A run of records:
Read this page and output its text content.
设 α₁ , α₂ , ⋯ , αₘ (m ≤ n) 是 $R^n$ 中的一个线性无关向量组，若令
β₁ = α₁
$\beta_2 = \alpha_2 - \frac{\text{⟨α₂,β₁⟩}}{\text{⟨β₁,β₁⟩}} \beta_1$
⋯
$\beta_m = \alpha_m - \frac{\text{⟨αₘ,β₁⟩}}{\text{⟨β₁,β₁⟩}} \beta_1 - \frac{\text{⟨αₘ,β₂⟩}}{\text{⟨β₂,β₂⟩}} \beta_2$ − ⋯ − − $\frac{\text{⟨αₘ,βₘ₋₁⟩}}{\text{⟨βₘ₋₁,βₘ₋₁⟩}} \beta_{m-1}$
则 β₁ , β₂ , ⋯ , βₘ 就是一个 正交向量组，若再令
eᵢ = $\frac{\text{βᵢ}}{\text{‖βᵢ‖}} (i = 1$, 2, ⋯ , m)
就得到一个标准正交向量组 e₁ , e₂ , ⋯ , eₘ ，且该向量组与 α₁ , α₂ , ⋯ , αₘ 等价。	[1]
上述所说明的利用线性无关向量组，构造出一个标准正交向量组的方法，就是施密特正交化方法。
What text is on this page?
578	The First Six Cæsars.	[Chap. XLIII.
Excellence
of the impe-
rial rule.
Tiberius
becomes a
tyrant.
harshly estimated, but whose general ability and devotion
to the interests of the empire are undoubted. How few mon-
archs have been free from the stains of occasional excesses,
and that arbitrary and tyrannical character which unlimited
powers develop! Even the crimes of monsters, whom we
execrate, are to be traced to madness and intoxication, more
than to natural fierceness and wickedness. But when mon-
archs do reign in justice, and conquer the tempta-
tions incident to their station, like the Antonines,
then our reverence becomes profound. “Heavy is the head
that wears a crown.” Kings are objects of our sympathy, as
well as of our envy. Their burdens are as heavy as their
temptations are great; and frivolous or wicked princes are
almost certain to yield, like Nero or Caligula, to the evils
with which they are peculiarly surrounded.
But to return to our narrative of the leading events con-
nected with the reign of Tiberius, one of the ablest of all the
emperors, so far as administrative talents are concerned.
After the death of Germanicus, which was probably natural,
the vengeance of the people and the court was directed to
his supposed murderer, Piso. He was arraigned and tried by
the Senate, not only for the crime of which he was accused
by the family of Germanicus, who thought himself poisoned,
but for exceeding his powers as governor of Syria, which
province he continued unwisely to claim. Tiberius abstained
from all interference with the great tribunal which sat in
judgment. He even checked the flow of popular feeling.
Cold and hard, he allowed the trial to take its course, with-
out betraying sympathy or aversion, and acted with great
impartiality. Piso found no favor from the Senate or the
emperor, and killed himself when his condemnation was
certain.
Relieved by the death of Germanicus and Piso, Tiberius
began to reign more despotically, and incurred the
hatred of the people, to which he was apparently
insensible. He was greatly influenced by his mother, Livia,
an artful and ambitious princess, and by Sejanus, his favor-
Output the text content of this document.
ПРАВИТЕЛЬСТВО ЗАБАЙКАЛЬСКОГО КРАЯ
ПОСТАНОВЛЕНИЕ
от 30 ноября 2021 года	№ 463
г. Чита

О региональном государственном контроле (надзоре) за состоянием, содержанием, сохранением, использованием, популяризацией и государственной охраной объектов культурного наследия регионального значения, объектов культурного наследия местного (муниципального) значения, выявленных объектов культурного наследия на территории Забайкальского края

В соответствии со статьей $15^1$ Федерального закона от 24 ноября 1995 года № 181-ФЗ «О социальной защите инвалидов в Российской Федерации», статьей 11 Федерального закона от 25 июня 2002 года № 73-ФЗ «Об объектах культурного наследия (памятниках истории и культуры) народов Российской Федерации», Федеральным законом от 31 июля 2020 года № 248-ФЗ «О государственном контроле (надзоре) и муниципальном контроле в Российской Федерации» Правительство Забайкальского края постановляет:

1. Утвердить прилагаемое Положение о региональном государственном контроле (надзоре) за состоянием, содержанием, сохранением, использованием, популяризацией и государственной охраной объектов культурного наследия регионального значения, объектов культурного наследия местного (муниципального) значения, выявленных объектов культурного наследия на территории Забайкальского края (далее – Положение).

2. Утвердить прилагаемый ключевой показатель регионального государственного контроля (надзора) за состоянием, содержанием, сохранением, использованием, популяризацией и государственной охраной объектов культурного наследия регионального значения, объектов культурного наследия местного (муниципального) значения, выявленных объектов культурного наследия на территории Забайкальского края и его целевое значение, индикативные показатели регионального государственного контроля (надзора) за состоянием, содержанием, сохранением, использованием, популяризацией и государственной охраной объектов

Stated task:
Write the material out again word for word.

Written answer:
Read this page and output its text content.
设 α₁ , α₂ , ⋯ , αₘ (m ≤ n) 是 $R^n$ 中的一个线性无关向量组，若令
β₁ = α₁
$\beta_2 = \alpha_2 - \frac{\text{⟨α₂,β₁⟩}}{\text{⟨β₁,β₁⟩}} \beta_1$
⋯
$\beta_m = \alpha_m - \frac{\text{⟨αₘ,β₁⟩}}{\text{⟨β₁,β₁⟩}} \beta_1 - \frac{\text{⟨αₘ,β₂⟩}}{\text{⟨β₂,β₂⟩}} \beta_2$ − ⋯ − − $\frac{\text{⟨αₘ,βₘ₋₁⟩}}{\text{⟨βₘ₋₁,βₘ₋₁⟩}} \beta_{m-1}$
则 β₁ , β₂ , ⋯ , βₘ 就是一个 正交向量组，若再令
eᵢ = $\frac{\text{βᵢ}}{\text{‖βᵢ‖}} (i = 1$, 2, ⋯ , m)
就得到一个标准正交向量组 e₁ , e₂ , ⋯ , eₘ ，且该向量组与 α₁ , α₂ , ⋯ , αₘ 等价。	[1]
上述所说明的利用线性无关向量组，构造出一个标准正交向量组的方法，就是施密特正交化方法。
What text is on this page?
578	The First Six Cæsars.	[Chap. XLIII.
Excellence
of the impe-
rial rule.
Tiberius
becomes a
tyrant.
harshly estimated, but whose general ability and devotion
to the interests of the empire are undoubted. How few mon-
archs have been free from the stains of occasional excesses,
and that arbitrary and tyrannical character which unlimited
powers develop! Even the crimes of monsters, whom we
execrate, are to be traced to madness and intoxication, more
than to natural fierceness and wickedness. But when mon-
archs do reign in justice, and conquer the tempta-
tions incident to their station, like the Antonines,
then our reverence becomes profound. “Heavy is the head
that wears a crown.” Kings are objects of our sympathy, as
well as of our envy. Their burdens are as heavy as their
temptations are great; and frivolous or wicked princes are
almost certain to yield, like Nero or Caligula, to the evils
with which they are peculiarly surrounded.
But to return to our narrative of the leading events con-
nected with the reign of Tiberius, one of the ablest of all the
emperors, so far as administrative talents are concerned.
After the death of Germanicus, which was probably natural,
the vengeance of the people and the court was directed to
his supposed murderer, Piso. He was arraigned and tried by
the Senate, not only for the crime of which he was accused
by the family of Germanicus, who thought himself poisoned,
but for exceeding his powers as governor of Syria, which
province he continued unwisely to claim. Tiberius abstained
from all interference with the great tribunal which sat in
judgment. He even checked the flow of popular feeling.
Cold and hard, he allowed the trial to take its course, with-
out betraying sympathy or aversion, and acted with great
impartiality. Piso found no favor from the Senate or the
emperor, and killed himself when his condemnation was
certain.
Relieved by the death of Germanicus and Piso, Tiberius
began to reign more despotically, and incurred the
hatred of the people, to which he was apparently
insensible. He was greatly influenced by his mother, Livia,
an artful and ambitious princess, and by Sejanus, his favor-
Output the text content of this document.
ПРАВИТЕЛЬСТВО ЗАБАЙКАЛЬСКОГО КРАЯ
ПОСТАНОВЛЕНИЕ
от 30 ноября 2021 года	№ 463
г. Чита

О региональном государственном контроле (надзоре) за состоянием, содержанием, сохранением, использованием, популяризацией и государственной охраной объектов культурного наследия регионального значения, объектов культурного наследия местного (муниципального) значения, выявленных объектов культурного наследия на территории Забайкальского края

В соответствии со статьей $15^1$ Федерального закона от 24 ноября 1995 года № 181-ФЗ «О социальной защите инвалидов в Российской Федерации», статьей 11 Федерального закона от 25 июня 2002 года № 73-ФЗ «Об объектах культурного наследия (памятниках истории и культуры) народов Российской Федерации», Федеральным законом от 31 июля 2020 года № 248-ФЗ «О государственном контроле (надзоре) и муниципальном контроле в Российской Федерации» Правительство Забайкальского края постановляет:

1. Утвердить прилагаемое Положение о региональном государственном контроле (надзоре) за состоянием, содержанием, сохранением, использованием, популяризацией и государственной охраной объектов культурного наследия регионального значения, объектов культурного наследия местного (муниципального) значения, выявленных объектов культурного наследия на территории Забайкальского края (далее – Положение).

2. Утвердить прилагаемый ключевой показатель регионального государственного контроля (надзора) за состоянием, содержанием, сохранением, использованием, популяризацией и государственной охраной объектов культурного наследия регионального значения, объектов культурного наследия местного (муниципального) значения, выявленных объектов культурного наследия на территории Забайкальского края и его целевое значение, индикативные показатели регионального государственного контроля (надзора) за состоянием, содержанием, сохранением, использованием, популяризацией и государственной охраной объектов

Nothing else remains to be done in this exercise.